Structured figure records:

※ ※ ※

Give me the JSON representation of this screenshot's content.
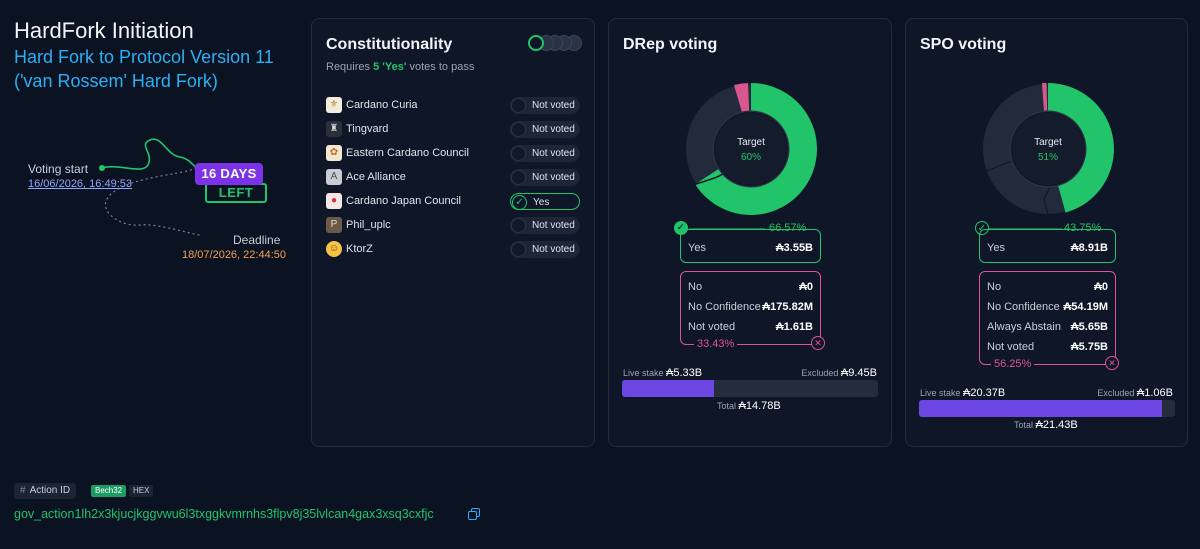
{
  "header": {
    "title": "HardFork Initiation",
    "subtitle": "Hard Fork to Protocol Version 11 ('van Rossem' Hard Fork)"
  },
  "timeline": {
    "start_label": "Voting start",
    "start_date": "16/06/2026, 16:49:53",
    "deadline_label": "Deadline",
    "deadline_date": "18/07/2026, 22:44:50",
    "days_top": "16 DAYS",
    "days_bottom": "LEFT"
  },
  "constitutionality": {
    "title": "Constitutionality",
    "requires_prefix": "Requires ",
    "requires_count": "5 'Yes'",
    "requires_suffix": " votes to pass",
    "progress": {
      "yes_count": 1,
      "total": 5
    },
    "members": [
      {
        "name": "Cardano Curia",
        "vote": "Not voted",
        "icon": "curia-icon"
      },
      {
        "name": "Tingvard",
        "vote": "Not voted",
        "icon": "tingvard-icon"
      },
      {
        "name": "Eastern Cardano Council",
        "vote": "Not voted",
        "icon": "eastern-council-icon"
      },
      {
        "name": "Ace Alliance",
        "vote": "Not voted",
        "icon": "ace-icon"
      },
      {
        "name": "Cardano Japan Council",
        "vote": "Yes",
        "icon": "japan-council-icon"
      },
      {
        "name": "Phil_uplc",
        "vote": "Not voted",
        "icon": "phil-avatar-icon"
      },
      {
        "name": "KtorZ",
        "vote": "Not voted",
        "icon": "ktorz-avatar-icon"
      }
    ]
  },
  "drep": {
    "title": "DRep voting",
    "target_label": "Target",
    "target_value": "60%",
    "yes_pct": "66.57%",
    "yes_label": "Yes",
    "yes_value": "₳3.55B",
    "rows": [
      {
        "label": "No",
        "value": "₳0"
      },
      {
        "label": "No Confidence",
        "value": "₳175.82M"
      },
      {
        "label": "Not voted",
        "value": "₳1.61B"
      }
    ],
    "no_pct": "33.43%",
    "live_stake_label": "Live stake",
    "live_stake": "₳5.33B",
    "excluded_label": "Excluded",
    "excluded": "₳9.45B",
    "total_label": "Total",
    "total": "₳14.78B",
    "bar_fraction": 0.36,
    "colors": {
      "yes": "#22c46a",
      "no": "#e05297",
      "grey": "#232b3b"
    }
  },
  "spo": {
    "title": "SPO voting",
    "target_label": "Target",
    "target_value": "51%",
    "yes_pct": "43.75%",
    "yes_label": "Yes",
    "yes_value": "₳8.91B",
    "rows": [
      {
        "label": "No",
        "value": "₳0"
      },
      {
        "label": "No Confidence",
        "value": "₳54.19M"
      },
      {
        "label": "Always Abstain",
        "value": "₳5.65B"
      },
      {
        "label": "Not voted",
        "value": "₳5.75B"
      }
    ],
    "no_pct": "56.25%",
    "live_stake_label": "Live stake",
    "live_stake": "₳20.37B",
    "excluded_label": "Excluded",
    "excluded": "₳1.06B",
    "total_label": "Total",
    "total": "₳21.43B",
    "bar_fraction": 0.95
  },
  "action": {
    "label": "Action ID",
    "tag_bech": "Bech32",
    "tag_hex": "HEX",
    "id": "gov_action1lh2x3kjucjkggvwu6l3txggkvmrnhs3flpv8j35lvlcan4gax3xsq3cxfjc"
  }
}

※ ※ ※

Exercise prompt => Every record above should come back exactly, but without its pictures.

Task response =>
Give me the JSON representation of this screenshot's content.
{
  "header": {
    "title": "HardFork Initiation",
    "subtitle": "Hard Fork to Protocol Version 11 ('van Rossem' Hard Fork)"
  },
  "timeline": {
    "start_label": "Voting start",
    "start_date": "16/06/2026, 16:49:53",
    "deadline_label": "Deadline",
    "deadline_date": "18/07/2026, 22:44:50",
    "days_top": "16 DAYS",
    "days_bottom": "LEFT"
  },
  "constitutionality": {
    "title": "Constitutionality",
    "requires_prefix": "Requires ",
    "requires_count": "5 'Yes'",
    "requires_suffix": " votes to pass",
    "progress": {
      "yes_count": 1,
      "total": 5
    },
    "members": [
      {
        "name": "Cardano Curia",
        "vote": "Not voted",
        "icon": "curia-icon"
      },
      {
        "name": "Tingvard",
        "vote": "Not voted",
        "icon": "tingvard-icon"
      },
      {
        "name": "Eastern Cardano Council",
        "vote": "Not voted",
        "icon": "eastern-council-icon"
      },
      {
        "name": "Ace Alliance",
        "vote": "Not voted",
        "icon": "ace-icon"
      },
      {
        "name": "Cardano Japan Council",
        "vote": "Yes",
        "icon": "japan-council-icon"
      },
      {
        "name": "Phil_uplc",
        "vote": "Not voted",
        "icon": "phil-avatar-icon"
      },
      {
        "name": "KtorZ",
        "vote": "Not voted",
        "icon": "ktorz-avatar-icon"
      }
    ]
  },
  "drep": {
    "title": "DRep voting",
    "target_label": "Target",
    "target_value": "60%",
    "yes_pct": "66.57%",
    "yes_label": "Yes",
    "yes_value": "₳3.55B",
    "rows": [
      {
        "label": "No",
        "value": "₳0"
      },
      {
        "label": "No Confidence",
        "value": "₳175.82M"
      },
      {
        "label": "Not voted",
        "value": "₳1.61B"
      }
    ],
    "no_pct": "33.43%",
    "live_stake_label": "Live stake",
    "live_stake": "₳5.33B",
    "excluded_label": "Excluded",
    "excluded": "₳9.45B",
    "total_label": "Total",
    "total": "₳14.78B",
    "bar_fraction": 0.36,
    "colors": {
      "yes": "#22c46a",
      "no": "#e05297",
      "grey": "#232b3b"
    }
  },
  "spo": {
    "title": "SPO voting",
    "target_label": "Target",
    "target_value": "51%",
    "yes_pct": "43.75%",
    "yes_label": "Yes",
    "yes_value": "₳8.91B",
    "rows": [
      {
        "label": "No",
        "value": "₳0"
      },
      {
        "label": "No Confidence",
        "value": "₳54.19M"
      },
      {
        "label": "Always Abstain",
        "value": "₳5.65B"
      },
      {
        "label": "Not voted",
        "value": "₳5.75B"
      }
    ],
    "no_pct": "56.25%",
    "live_stake_label": "Live stake",
    "live_stake": "₳20.37B",
    "excluded_label": "Excluded",
    "excluded": "₳1.06B",
    "total_label": "Total",
    "total": "₳21.43B",
    "bar_fraction": 0.95
  },
  "action": {
    "label": "Action ID",
    "tag_bech": "Bech32",
    "tag_hex": "HEX",
    "id": "gov_action1lh2x3kjucjkggvwu6l3txggkvmrnhs3flpv8j35lvlcan4gax3xsq3cxfjc"
  }
}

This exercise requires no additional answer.